-- START Document extract --

They all play/mix sound, each from their own contexts.


> *
>
> Because the number of inputs and outputs is constant for each node, what
> happens if there is an unfilled input and output is needed, or if there is
> an unfilled output and input is given?*
>

I'm not sure I understand the specific question.  A specific example would
be helpful.


> *
>
> For createJavaScriptNode, both Ben and I think it makes sense that you
> should be able to add source and destination nodes as needed, and that the
> number of inputs and outputs does not need to be specified at the time of
> creation.  See our comments on 4.12. The JavaScriptAudioNode Interface for
> more information.
> 4.2 The AudioNode InterfaceAre AudioNodes forced to form a directed
> acyclic graph?  What happens if there is a cycle in the graph?*
>

Cycles are allowed, but are only really useful when used with a DelayNode.
 In this way delays with effects in the feedback loop are possible.

-- END Document extract --
-- START Data listing --

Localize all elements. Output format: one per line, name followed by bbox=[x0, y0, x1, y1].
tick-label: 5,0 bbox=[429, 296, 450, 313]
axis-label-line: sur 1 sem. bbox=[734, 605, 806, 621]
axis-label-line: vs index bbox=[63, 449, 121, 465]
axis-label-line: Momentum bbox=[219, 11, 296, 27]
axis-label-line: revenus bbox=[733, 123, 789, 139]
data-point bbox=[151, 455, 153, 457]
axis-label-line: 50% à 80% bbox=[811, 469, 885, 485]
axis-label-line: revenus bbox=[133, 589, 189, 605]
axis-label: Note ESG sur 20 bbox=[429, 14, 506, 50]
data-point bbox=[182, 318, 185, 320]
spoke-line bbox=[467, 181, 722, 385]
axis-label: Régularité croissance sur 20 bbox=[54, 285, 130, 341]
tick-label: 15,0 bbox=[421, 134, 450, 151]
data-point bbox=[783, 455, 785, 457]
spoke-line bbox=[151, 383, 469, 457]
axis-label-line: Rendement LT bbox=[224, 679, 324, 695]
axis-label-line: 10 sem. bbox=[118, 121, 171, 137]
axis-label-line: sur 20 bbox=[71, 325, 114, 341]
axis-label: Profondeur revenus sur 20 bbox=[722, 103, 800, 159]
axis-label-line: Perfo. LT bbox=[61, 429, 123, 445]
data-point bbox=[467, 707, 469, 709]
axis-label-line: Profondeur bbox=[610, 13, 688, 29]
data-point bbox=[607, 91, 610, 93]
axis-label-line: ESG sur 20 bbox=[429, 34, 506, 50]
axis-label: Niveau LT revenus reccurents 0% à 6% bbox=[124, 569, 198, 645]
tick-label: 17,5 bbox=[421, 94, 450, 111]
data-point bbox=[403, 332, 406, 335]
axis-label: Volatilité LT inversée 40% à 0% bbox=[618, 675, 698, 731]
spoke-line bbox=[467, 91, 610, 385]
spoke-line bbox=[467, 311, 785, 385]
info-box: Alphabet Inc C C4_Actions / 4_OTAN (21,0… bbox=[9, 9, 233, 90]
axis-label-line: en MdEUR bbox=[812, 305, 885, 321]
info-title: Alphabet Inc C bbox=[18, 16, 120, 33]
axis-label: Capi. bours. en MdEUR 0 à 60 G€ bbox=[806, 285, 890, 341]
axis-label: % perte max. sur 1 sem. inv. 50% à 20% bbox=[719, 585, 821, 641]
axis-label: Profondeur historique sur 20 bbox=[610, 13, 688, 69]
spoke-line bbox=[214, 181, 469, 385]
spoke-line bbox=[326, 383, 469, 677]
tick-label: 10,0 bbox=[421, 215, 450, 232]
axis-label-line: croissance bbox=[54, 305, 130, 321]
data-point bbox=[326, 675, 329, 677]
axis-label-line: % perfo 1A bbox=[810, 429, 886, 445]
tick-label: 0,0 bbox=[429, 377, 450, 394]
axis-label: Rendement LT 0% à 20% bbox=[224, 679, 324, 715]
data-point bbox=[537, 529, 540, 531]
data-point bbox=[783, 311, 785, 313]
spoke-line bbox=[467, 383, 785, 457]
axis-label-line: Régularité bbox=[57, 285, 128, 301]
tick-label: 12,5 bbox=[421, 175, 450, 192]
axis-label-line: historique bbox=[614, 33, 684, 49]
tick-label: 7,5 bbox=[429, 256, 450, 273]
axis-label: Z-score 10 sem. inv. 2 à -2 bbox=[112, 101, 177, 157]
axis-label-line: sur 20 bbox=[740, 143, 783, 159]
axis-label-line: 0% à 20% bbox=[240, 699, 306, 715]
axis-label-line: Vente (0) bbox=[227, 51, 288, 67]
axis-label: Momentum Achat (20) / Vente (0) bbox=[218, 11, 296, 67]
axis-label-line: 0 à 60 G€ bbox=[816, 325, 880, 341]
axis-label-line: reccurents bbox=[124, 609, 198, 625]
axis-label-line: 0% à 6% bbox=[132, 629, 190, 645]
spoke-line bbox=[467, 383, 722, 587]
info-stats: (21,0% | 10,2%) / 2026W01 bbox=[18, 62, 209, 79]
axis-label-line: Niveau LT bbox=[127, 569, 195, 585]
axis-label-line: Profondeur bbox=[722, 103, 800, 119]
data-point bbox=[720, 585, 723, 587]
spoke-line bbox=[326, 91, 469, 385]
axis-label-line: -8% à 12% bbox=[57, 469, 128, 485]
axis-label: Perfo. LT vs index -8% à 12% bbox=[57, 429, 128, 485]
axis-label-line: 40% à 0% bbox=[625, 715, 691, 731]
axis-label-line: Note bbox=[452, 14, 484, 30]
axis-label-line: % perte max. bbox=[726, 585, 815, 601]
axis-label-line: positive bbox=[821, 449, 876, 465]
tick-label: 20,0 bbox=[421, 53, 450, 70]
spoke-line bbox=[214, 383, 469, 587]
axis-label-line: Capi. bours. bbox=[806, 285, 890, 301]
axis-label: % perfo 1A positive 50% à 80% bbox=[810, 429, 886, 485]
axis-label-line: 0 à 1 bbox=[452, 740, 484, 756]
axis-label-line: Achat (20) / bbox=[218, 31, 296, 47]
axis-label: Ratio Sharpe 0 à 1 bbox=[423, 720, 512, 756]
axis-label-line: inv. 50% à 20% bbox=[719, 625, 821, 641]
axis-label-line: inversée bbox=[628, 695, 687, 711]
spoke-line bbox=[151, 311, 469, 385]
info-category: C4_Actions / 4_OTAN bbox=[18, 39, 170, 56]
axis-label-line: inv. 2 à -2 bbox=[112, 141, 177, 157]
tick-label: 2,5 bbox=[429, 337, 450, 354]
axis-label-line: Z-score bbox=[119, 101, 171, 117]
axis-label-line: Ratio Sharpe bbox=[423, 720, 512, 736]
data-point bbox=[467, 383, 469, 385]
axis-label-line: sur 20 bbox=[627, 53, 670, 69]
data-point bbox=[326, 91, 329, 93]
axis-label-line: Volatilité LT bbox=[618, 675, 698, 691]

-- END Data listing --

> _Goal_
Please answer from the audio node discussion: when are cycles in the graph only really useful?

> _The reply_
When they are used with a DelayNode.